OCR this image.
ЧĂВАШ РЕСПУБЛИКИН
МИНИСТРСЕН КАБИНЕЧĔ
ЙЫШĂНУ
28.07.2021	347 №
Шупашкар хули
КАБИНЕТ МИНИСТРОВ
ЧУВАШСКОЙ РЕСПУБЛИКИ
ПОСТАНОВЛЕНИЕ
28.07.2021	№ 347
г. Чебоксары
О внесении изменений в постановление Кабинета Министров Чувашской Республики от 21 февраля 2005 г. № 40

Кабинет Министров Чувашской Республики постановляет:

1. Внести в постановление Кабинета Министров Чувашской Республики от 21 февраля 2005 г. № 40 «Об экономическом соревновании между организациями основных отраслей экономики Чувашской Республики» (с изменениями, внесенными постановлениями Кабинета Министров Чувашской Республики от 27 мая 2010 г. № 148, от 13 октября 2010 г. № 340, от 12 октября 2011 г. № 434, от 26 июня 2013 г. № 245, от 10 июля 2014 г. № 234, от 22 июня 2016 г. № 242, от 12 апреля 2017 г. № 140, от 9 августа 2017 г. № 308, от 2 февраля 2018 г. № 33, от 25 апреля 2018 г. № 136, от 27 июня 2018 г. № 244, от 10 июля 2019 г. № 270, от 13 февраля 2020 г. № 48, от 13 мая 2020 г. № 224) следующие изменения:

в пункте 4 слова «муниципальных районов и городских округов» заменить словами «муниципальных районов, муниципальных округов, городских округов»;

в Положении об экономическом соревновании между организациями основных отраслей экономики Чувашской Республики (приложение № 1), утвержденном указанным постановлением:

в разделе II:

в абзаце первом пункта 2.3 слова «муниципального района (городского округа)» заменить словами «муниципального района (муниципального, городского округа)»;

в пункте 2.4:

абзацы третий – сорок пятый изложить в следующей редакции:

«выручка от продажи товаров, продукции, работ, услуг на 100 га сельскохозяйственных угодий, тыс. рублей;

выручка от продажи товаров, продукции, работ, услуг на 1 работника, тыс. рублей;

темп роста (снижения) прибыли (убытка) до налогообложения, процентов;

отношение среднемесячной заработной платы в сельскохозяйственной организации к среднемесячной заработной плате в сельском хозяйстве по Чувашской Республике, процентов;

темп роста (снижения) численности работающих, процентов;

☆ ☆ ☆ ☆ ☆ ☆ ☆

> _TASK GOAL_: Search the records above for the string "продукции". Copy every line that contains it.

> _CORRECT RESPONSE_:
«выручка от продажи товаров, продукции, работ, услуг на 100 га сельскохозяйственных угодий, тыс. рублей;
выручка от продажи товаров, продукции, работ, услуг на 1 работника, тыс. рублей;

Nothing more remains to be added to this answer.